▸ Excerpt from a dataset:

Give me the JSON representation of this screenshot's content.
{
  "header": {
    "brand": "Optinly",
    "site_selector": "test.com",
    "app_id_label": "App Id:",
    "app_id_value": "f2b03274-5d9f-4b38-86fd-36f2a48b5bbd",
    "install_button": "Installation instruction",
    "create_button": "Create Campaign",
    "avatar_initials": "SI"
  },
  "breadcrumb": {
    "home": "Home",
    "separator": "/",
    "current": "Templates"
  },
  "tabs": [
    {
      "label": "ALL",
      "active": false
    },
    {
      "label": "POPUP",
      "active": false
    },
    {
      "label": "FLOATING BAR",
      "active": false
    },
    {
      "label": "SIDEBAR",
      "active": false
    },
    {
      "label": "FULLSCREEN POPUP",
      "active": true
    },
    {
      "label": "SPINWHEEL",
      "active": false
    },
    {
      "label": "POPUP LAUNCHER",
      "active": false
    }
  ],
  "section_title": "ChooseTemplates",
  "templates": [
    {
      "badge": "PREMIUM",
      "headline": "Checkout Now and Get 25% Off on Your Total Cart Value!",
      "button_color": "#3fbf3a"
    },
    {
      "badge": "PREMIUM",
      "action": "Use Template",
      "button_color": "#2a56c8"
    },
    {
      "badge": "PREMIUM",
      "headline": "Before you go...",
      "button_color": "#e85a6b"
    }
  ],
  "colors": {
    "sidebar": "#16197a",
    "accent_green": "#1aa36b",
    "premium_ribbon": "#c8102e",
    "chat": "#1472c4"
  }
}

▸ WHAT THE EXERCISE ASKS: Reproduce the full listing word for word.

▸ ANSWER FOR THIS EXERCISE:
Give me the JSON representation of this screenshot's content.
{
  "header": {
    "brand": "Optinly",
    "site_selector": "test.com",
    "app_id_label": "App Id:",
    "app_id_value": "f2b03274-5d9f-4b38-86fd-36f2a48b5bbd",
    "install_button": "Installation instruction",
    "create_button": "Create Campaign",
    "avatar_initials": "SI"
  },
  "breadcrumb": {
    "home": "Home",
    "separator": "/",
    "current": "Templates"
  },
  "tabs": [
    {
      "label": "ALL",
      "active": false
    },
    {
      "label": "POPUP",
      "active": false
    },
    {
      "label": "FLOATING BAR",
      "active": false
    },
    {
      "label": "SIDEBAR",
      "active": false
    },
    {
      "label": "FULLSCREEN POPUP",
      "active": true
    },
    {
      "label": "SPINWHEEL",
      "active": false
    },
    {
      "label": "POPUP LAUNCHER",
      "active": false
    }
  ],
  "section_title": "ChooseTemplates",
  "templates": [
    {
      "badge": "PREMIUM",
      "headline": "Checkout Now and Get 25% Off on Your Total Cart Value!",
      "button_color": "#3fbf3a"
    },
    {
      "badge": "PREMIUM",
      "action": "Use Template",
      "button_color": "#2a56c8"
    },
    {
      "badge": "PREMIUM",
      "headline": "Before you go...",
      "button_color": "#e85a6b"
    }
  ],
  "colors": {
    "sidebar": "#16197a",
    "accent_green": "#1aa36b",
    "premium_ribbon": "#c8102e",
    "chat": "#1472c4"
  }
}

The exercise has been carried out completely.